### Problem
Scan the data below and pick out the lines containing the word "Health".

### Information shown
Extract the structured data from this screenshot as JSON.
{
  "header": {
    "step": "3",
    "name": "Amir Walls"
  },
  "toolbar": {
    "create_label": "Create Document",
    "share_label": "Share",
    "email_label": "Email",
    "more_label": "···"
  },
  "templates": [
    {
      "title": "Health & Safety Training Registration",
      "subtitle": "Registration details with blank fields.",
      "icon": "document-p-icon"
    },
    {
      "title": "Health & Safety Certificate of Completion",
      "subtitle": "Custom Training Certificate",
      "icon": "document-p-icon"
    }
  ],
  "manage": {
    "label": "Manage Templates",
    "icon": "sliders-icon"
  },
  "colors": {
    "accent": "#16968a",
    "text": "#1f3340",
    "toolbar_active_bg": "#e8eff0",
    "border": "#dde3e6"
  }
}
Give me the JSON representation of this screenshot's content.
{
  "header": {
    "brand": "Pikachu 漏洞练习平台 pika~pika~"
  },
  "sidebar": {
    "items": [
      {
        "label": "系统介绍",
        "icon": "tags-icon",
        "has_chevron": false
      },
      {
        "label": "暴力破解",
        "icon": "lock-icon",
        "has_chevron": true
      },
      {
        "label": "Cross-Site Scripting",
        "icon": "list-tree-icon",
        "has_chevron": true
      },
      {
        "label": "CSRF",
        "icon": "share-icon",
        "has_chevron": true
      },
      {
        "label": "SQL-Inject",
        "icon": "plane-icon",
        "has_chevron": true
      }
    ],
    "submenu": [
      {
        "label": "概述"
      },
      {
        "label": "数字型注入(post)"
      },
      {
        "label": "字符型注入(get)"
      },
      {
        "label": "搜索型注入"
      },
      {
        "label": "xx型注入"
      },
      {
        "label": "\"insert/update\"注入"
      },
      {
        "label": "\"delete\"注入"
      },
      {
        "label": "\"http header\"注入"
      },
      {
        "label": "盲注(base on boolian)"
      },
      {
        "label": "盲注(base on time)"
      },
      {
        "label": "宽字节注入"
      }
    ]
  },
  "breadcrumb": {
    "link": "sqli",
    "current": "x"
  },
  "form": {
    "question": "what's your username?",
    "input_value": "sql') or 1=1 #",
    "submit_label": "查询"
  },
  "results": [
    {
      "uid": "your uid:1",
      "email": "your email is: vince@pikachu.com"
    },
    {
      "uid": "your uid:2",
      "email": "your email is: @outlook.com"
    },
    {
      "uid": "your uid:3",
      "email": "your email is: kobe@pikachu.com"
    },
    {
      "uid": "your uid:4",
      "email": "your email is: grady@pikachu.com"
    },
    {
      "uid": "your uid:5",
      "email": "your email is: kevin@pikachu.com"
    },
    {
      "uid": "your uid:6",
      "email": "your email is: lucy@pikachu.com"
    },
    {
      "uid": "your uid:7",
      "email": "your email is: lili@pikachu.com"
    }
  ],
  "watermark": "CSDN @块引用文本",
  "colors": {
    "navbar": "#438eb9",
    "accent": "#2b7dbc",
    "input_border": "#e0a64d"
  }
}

### Task answer
      "title": "Health & Safety Training Registration",
      "title": "Health & Safety Certificate of Completion",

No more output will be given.